- **REQUIREMENT**
Quote every entry word for word.

Collection entries:
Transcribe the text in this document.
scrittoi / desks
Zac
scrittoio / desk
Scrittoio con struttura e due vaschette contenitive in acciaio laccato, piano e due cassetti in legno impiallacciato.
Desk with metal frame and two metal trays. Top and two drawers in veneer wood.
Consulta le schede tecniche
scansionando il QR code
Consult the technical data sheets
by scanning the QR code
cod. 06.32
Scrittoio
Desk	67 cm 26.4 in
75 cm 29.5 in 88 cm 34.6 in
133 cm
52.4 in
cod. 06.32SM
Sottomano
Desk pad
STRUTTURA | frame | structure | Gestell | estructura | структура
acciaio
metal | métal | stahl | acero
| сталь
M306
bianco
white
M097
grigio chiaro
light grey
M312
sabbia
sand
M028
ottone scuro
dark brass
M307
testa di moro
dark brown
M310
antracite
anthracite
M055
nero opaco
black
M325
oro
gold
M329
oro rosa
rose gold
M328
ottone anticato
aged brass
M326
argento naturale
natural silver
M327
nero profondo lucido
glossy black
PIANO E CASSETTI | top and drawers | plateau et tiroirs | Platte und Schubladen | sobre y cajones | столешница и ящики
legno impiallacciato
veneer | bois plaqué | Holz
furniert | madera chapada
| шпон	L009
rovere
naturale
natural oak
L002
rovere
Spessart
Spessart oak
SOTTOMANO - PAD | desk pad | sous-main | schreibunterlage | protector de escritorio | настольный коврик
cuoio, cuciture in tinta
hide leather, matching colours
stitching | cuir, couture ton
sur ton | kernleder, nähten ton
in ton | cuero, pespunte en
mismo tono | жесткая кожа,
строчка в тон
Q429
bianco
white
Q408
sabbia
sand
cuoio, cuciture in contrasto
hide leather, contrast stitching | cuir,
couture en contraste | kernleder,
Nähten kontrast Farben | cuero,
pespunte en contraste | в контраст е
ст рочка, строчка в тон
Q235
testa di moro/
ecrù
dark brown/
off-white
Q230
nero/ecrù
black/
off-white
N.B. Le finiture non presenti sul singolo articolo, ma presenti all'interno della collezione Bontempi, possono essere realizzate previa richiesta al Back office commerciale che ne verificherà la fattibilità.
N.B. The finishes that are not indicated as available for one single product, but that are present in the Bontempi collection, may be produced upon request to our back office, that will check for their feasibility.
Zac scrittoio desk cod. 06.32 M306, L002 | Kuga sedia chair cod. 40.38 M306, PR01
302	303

- **RESPONSE**
Transcribe the text in this document.
scrittoi / desks
Zac
scrittoio / desk
Scrittoio con struttura e due vaschette contenitive in acciaio laccato, piano e due cassetti in legno impiallacciato.
Desk with metal frame and two metal trays. Top and two drawers in veneer wood.
Consulta le schede tecniche
scansionando il QR code
Consult the technical data sheets
by scanning the QR code
cod. 06.32
Scrittoio
Desk	67 cm 26.4 in
75 cm 29.5 in 88 cm 34.6 in
133 cm
52.4 in
cod. 06.32SM
Sottomano
Desk pad
STRUTTURA | frame | structure | Gestell | estructura | структура
acciaio
metal | métal | stahl | acero
| сталь
M306
bianco
white
M097
grigio chiaro
light grey
M312
sabbia
sand
M028
ottone scuro
dark brass
M307
testa di moro
dark brown
M310
antracite
anthracite
M055
nero opaco
black
M325
oro
gold
M329
oro rosa
rose gold
M328
ottone anticato
aged brass
M326
argento naturale
natural silver
M327
nero profondo lucido
glossy black
PIANO E CASSETTI | top and drawers | plateau et tiroirs | Platte und Schubladen | sobre y cajones | столешница и ящики
legno impiallacciato
veneer | bois plaqué | Holz
furniert | madera chapada
| шпон	L009
rovere
naturale
natural oak
L002
rovere
Spessart
Spessart oak
SOTTOMANO - PAD | desk pad | sous-main | schreibunterlage | protector de escritorio | настольный коврик
cuoio, cuciture in tinta
hide leather, matching colours
stitching | cuir, couture ton
sur ton | kernleder, nähten ton
in ton | cuero, pespunte en
mismo tono | жесткая кожа,
строчка в тон
Q429
bianco
white
Q408
sabbia
sand
cuoio, cuciture in contrasto
hide leather, contrast stitching | cuir,
couture en contraste | kernleder,
Nähten kontrast Farben | cuero,
pespunte en contraste | в контраст е
ст рочка, строчка в тон
Q235
testa di moro/
ecrù
dark brown/
off-white
Q230
nero/ecrù
black/
off-white
N.B. Le finiture non presenti sul singolo articolo, ma presenti all'interno della collezione Bontempi, possono essere realizzate previa richiesta al Back office commerciale che ne verificherà la fattibilità.
N.B. The finishes that are not indicated as available for one single product, but that are present in the Bontempi collection, may be produced upon request to our back office, that will check for their feasibility.
Zac scrittoio desk cod. 06.32 M306, L002 | Kuga sedia chair cod. 40.38 M306, PR01
302	303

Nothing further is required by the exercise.